:: What the task asks ::
From the entries below, list each line with "operation".
═══ Data for this task
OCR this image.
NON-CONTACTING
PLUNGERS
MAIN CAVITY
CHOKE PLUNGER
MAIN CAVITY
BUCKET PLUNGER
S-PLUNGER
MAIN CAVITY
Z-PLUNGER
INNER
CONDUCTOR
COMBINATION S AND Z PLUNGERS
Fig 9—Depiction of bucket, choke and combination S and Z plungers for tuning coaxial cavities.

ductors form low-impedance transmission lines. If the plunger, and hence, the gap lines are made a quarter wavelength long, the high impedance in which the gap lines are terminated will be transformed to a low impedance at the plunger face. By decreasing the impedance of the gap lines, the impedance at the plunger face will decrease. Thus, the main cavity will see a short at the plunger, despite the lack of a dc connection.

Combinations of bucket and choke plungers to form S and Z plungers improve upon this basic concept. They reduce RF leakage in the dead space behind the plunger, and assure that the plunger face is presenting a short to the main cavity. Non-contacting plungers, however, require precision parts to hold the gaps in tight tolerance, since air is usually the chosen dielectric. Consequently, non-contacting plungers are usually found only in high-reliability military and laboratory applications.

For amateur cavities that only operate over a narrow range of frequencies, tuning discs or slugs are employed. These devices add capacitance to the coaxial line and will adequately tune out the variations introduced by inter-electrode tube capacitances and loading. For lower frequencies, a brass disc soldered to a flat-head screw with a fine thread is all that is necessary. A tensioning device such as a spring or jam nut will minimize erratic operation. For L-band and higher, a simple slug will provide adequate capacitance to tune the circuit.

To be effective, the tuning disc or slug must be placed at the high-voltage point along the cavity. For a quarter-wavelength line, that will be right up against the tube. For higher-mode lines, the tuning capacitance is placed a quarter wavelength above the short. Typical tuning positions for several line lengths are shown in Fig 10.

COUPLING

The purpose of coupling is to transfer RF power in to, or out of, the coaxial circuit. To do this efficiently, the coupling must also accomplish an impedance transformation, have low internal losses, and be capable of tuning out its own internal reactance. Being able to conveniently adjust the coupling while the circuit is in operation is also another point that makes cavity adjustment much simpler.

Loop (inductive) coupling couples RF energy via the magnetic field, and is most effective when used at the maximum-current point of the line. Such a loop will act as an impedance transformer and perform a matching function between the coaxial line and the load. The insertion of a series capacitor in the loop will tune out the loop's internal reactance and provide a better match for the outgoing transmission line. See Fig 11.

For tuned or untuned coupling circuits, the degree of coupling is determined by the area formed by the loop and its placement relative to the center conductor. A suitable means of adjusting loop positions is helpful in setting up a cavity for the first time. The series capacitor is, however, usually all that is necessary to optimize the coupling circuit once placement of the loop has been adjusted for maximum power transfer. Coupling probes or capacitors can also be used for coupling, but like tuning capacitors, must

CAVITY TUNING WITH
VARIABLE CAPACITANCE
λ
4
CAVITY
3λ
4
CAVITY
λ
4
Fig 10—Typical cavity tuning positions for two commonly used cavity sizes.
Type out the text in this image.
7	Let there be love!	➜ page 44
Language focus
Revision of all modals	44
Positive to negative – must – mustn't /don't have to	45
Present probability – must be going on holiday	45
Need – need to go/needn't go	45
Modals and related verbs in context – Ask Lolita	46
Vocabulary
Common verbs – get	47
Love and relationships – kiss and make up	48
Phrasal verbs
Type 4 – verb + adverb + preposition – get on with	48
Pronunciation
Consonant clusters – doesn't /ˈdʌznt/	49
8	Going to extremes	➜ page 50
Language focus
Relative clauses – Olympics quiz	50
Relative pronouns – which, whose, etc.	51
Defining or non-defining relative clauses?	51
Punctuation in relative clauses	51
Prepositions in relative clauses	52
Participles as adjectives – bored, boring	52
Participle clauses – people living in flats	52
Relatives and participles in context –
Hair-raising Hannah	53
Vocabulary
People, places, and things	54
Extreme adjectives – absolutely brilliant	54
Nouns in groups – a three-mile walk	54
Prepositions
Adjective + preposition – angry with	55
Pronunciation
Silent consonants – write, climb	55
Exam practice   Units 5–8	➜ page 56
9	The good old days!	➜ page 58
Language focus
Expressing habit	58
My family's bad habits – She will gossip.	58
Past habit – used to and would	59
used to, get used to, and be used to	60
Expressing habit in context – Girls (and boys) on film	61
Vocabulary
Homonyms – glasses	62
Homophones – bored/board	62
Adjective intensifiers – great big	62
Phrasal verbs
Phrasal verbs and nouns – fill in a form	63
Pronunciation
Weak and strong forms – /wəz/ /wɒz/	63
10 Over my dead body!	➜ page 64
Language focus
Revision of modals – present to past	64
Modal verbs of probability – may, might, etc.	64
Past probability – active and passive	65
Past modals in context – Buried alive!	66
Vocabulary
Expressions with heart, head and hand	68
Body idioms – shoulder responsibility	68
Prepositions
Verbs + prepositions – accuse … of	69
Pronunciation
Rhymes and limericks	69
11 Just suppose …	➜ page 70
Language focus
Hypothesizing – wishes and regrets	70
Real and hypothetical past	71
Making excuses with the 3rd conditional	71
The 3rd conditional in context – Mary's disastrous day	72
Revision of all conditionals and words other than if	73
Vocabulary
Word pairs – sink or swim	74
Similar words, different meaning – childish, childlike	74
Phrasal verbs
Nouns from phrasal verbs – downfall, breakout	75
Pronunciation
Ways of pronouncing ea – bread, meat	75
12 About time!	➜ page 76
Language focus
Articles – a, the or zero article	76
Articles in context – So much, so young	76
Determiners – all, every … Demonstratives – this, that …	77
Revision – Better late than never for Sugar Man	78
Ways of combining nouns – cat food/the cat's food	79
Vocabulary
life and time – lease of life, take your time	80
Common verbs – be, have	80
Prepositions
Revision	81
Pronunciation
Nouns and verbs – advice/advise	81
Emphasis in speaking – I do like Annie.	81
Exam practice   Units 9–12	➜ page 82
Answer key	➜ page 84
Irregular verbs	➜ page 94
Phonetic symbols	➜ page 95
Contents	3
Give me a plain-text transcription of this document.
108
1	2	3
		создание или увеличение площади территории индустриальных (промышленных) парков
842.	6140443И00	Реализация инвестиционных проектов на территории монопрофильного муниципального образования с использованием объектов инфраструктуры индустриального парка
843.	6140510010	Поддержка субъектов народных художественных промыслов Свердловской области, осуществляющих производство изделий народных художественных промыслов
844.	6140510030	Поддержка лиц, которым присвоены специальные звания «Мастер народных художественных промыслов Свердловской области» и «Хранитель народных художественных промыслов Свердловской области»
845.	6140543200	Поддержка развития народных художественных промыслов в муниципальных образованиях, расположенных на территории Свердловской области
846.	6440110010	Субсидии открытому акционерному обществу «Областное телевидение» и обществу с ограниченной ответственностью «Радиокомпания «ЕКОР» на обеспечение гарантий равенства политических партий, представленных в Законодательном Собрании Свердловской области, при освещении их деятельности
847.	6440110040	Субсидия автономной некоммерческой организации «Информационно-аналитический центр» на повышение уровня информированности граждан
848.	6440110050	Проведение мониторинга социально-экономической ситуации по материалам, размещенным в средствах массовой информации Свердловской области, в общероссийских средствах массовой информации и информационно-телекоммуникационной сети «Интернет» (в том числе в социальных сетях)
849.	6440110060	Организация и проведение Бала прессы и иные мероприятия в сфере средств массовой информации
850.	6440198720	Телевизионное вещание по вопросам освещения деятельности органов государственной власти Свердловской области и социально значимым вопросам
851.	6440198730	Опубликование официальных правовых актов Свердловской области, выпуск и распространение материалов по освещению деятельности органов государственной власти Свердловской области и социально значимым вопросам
══════
:: Task output ::
For amateur cavities that only operate over a narrow range of frequencies, tuning discs or slugs are employed. These devices add capacitance to the coaxial line and will adequately tune out the variations introduced by inter-electrode tube capacitances and loading. For lower frequencies, a brass disc soldered to a flat-head screw with a fine thread is all that is necessary. A tensioning device such as a spring or jam nut will minimize erratic operation. For L-band and higher, a simple slug will provide adequate capacitance to tune the circuit.
The purpose of coupling is to transfer RF power in to, or out of, the coaxial circuit. To do this efficiently, the coupling must also accomplish an impedance transformation, have low internal losses, and be capable of tuning out its own internal reactance. Being able to conveniently adjust the coupling while the circuit is in operation is also another point that makes cavity adjustment much simpler.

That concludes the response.